◆ Aim:
Print out each record below, unaltered and complete, without its images.

__________

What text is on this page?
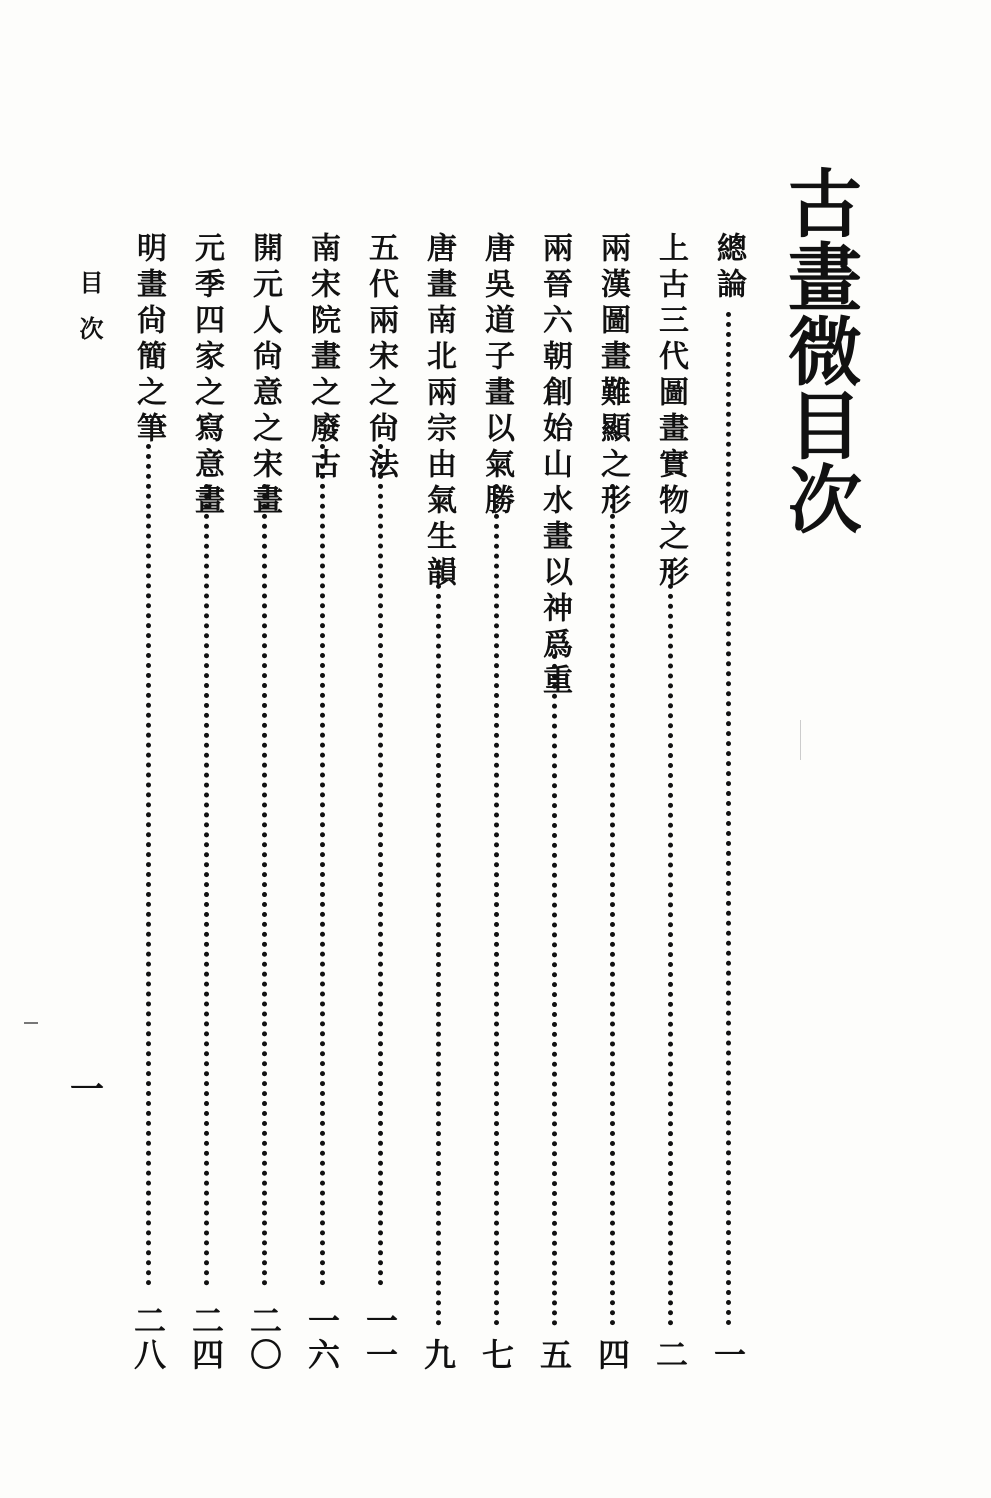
古畫微目次
總論
一
上古三代圖畫實物之形
二
兩漢圖畫難顯之形
四
兩晉六朝創始山水畫以神爲重
五
唐吳道子畫以氣勝
七
唐畫南北兩宗由氣生韻
九
五代兩宋之尙法
一一
南宋院畫之廢古
一六
開元人尙意之宋畫
二〇
元季四家之寫意畫
二四
明畫尙簡之筆
二八
目次
一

__________

◆ Full output:
What text is on this page?
古畫微目次
總論
一
上古三代圖畫實物之形
二
兩漢圖畫難顯之形
四
兩晉六朝創始山水畫以神爲重
五
唐吳道子畫以氣勝
七
唐畫南北兩宗由氣生韻
九
五代兩宋之尙法
一一
南宋院畫之廢古
一六
開元人尙意之宋畫
二〇
元季四家之寫意畫
二四
明畫尙簡之筆
二八
目次
一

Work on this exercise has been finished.